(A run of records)
------------------------------------------------------------

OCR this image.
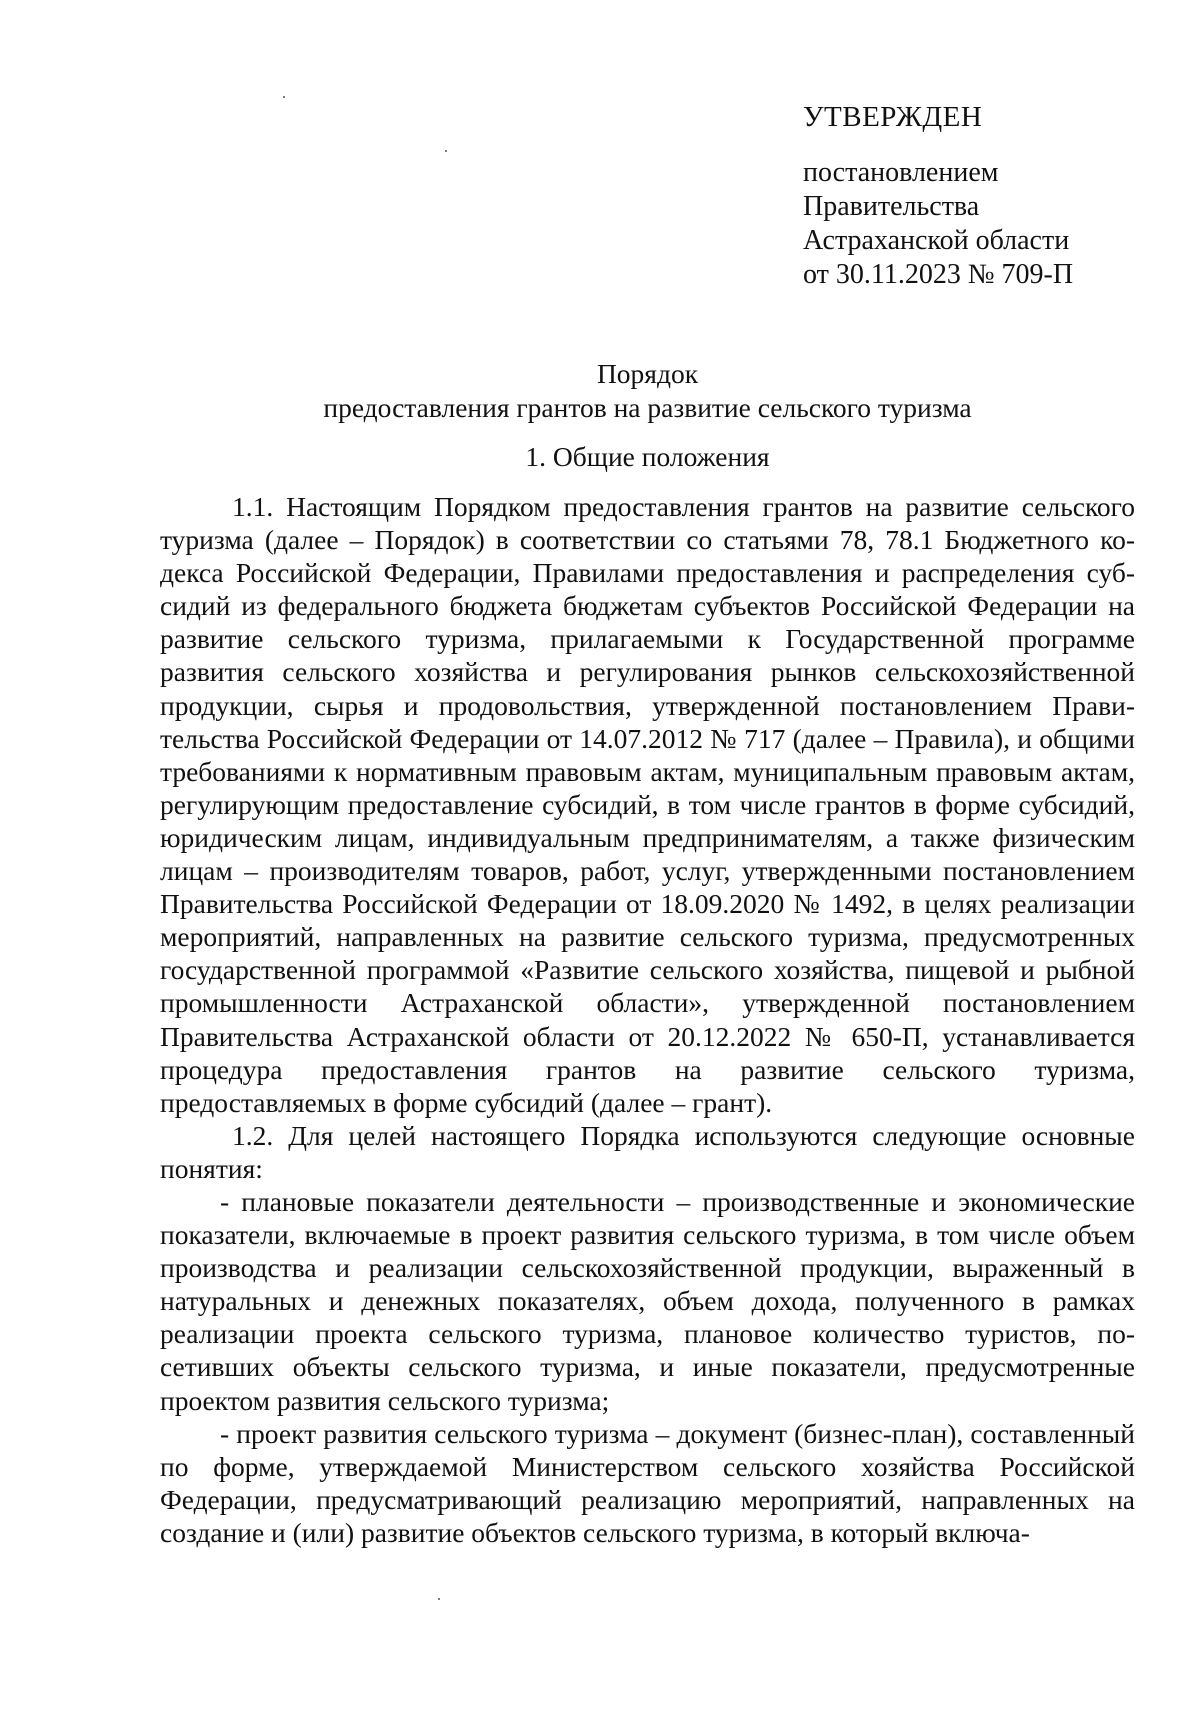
УТВЕРЖДЕН
постановлением
Правительства
Астраханской области
от 30.11.2023 № 709-П
Порядок
предоставления грантов на развитие сельского туризма
1. Общие положения

1.1. Настоящим Порядком предоставления грантов на развитие сельского туризма (далее – Порядок) в соответствии со статьями 78, 78.1 Бюджетного кодекса Российской Федерации, Правилами предоставления и распределения субсидий из федерального бюджета бюджетам субъектов Российской Федерации на развитие сельского туризма, прилагаемыми к Государственной программе развития сельского хозяйства и регулирования рынков сельскохозяйственной продукции, сырья и продовольствия, утвержденной постановлением Правительства Российской Федерации от 14.07.2012 № 717 (далее – Правила), и общими требованиями к нормативным правовым актам, муниципальным правовым актам, регулирующим предоставление субсидий, в том числе грантов в форме субсидий, юридическим лицам, индивидуальным предпринимателям, а также физическим лицам – производителям товаров, работ, услуг, утвержденными постановлением Правительства Российской Федерации от 18.09.2020 № 1492, в целях реализации мероприятий, направленных на развитие сельского туризма, предусмотренных государственной программой «Развитие сельского хозяйства, пищевой и рыбной промышленности Астраханской области», утвержденной постановлением Правительства Астраханской области от 20.12.2022 № 650-П, устанавливается процедура предоставления грантов на развитие сельского туризма, предоставляемых в форме субсидий (далее – грант).

1.2. Для целей настоящего Порядка используются следующие основные понятия:

- плановые показатели деятельности – производственные и экономические показатели, включаемые в проект развития сельского туризма, в том числе объем производства и реализации сельскохозяйственной продукции, выраженный в натуральных и денежных показателях, объем дохода, полученного в рамках реализации проекта сельского туризма, плановое количество туристов, посетивших объекты сельского туризма, и иные показатели, предусмотренные проектом развития сельского туризма;

- проект развития сельского туризма – документ (бизнес-план), составленный по форме, утверждаемой Министерством сельского хозяйства Российской Федерации, предусматривающий реализацию мероприятий, направленных на создание и (или) развитие объектов сельского туризма, в который включа-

------------------------------------------------------------

### Task objective
Quote all the records verbatim, dropping any pictures from your copy.

### Solution below
OCR this image.
УТВЕРЖДЕН
постановлением
Правительства
Астраханской области
от 30.11.2023 № 709-П
Порядок
предоставления грантов на развитие сельского туризма
1. Общие положения

1.1. Настоящим Порядком предоставления грантов на развитие сельского туризма (далее – Порядок) в соответствии со статьями 78, 78.1 Бюджетного кодекса Российской Федерации, Правилами предоставления и распределения субсидий из федерального бюджета бюджетам субъектов Российской Федерации на развитие сельского туризма, прилагаемыми к Государственной программе развития сельского хозяйства и регулирования рынков сельскохозяйственной продукции, сырья и продовольствия, утвержденной постановлением Правительства Российской Федерации от 14.07.2012 № 717 (далее – Правила), и общими требованиями к нормативным правовым актам, муниципальным правовым актам, регулирующим предоставление субсидий, в том числе грантов в форме субсидий, юридическим лицам, индивидуальным предпринимателям, а также физическим лицам – производителям товаров, работ, услуг, утвержденными постановлением Правительства Российской Федерации от 18.09.2020 № 1492, в целях реализации мероприятий, направленных на развитие сельского туризма, предусмотренных государственной программой «Развитие сельского хозяйства, пищевой и рыбной промышленности Астраханской области», утвержденной постановлением Правительства Астраханской области от 20.12.2022 № 650-П, устанавливается процедура предоставления грантов на развитие сельского туризма, предоставляемых в форме субсидий (далее – грант).

1.2. Для целей настоящего Порядка используются следующие основные понятия:

- плановые показатели деятельности – производственные и экономические показатели, включаемые в проект развития сельского туризма, в том числе объем производства и реализации сельскохозяйственной продукции, выраженный в натуральных и денежных показателях, объем дохода, полученного в рамках реализации проекта сельского туризма, плановое количество туристов, посетивших объекты сельского туризма, и иные показатели, предусмотренные проектом развития сельского туризма;

- проект развития сельского туризма – документ (бизнес-план), составленный по форме, утверждаемой Министерством сельского хозяйства Российской Федерации, предусматривающий реализацию мероприятий, направленных на создание и (или) развитие объектов сельского туризма, в который включа-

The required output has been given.